▶ _TASK TO COMPLETE_
How many lines hold the string "collection"? Reply with the number alone.

[Data records]
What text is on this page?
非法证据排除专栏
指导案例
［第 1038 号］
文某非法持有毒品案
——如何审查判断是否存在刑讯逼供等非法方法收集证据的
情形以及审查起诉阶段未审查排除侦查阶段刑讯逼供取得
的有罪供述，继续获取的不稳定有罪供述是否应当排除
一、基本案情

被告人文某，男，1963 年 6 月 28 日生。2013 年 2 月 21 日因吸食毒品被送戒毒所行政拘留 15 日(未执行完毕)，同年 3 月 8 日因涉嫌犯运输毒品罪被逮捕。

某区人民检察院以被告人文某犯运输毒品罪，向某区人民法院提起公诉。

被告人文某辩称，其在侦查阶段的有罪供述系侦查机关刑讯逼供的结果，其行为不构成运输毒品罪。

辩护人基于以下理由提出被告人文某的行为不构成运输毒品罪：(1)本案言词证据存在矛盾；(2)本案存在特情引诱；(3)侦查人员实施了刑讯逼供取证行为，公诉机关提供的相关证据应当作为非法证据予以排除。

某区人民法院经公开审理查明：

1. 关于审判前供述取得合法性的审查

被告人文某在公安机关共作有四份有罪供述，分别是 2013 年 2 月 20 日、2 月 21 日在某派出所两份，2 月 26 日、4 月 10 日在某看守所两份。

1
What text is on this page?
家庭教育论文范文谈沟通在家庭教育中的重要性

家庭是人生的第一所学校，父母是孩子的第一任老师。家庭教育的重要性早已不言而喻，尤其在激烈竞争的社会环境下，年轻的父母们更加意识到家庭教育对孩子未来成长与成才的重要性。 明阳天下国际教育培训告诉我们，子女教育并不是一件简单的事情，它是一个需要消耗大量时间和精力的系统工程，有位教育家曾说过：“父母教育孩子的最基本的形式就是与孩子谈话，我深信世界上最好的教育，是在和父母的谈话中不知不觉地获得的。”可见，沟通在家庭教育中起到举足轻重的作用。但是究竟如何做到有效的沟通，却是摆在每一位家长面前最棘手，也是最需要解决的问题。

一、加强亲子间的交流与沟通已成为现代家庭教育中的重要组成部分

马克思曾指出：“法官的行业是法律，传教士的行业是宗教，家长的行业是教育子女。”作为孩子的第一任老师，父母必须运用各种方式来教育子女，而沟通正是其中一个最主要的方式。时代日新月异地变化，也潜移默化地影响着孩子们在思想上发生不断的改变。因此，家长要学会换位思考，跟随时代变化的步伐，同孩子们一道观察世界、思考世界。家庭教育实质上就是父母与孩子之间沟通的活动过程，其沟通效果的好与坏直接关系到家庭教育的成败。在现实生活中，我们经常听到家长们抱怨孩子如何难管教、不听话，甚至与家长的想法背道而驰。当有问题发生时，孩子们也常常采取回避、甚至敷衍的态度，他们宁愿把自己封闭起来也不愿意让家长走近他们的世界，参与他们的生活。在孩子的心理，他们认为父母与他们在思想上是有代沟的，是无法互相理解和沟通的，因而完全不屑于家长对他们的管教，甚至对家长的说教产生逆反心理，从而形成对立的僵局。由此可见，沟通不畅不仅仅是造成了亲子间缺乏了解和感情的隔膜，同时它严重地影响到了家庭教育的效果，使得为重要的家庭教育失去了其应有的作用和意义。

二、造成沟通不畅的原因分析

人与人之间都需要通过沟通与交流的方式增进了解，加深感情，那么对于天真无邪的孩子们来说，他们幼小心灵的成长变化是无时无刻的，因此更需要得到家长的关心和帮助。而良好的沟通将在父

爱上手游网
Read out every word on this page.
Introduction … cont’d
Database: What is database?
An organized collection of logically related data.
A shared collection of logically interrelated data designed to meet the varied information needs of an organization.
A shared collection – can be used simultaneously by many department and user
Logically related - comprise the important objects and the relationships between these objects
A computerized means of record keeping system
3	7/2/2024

▶ _RESPONSE TO THE EXERCISE_
3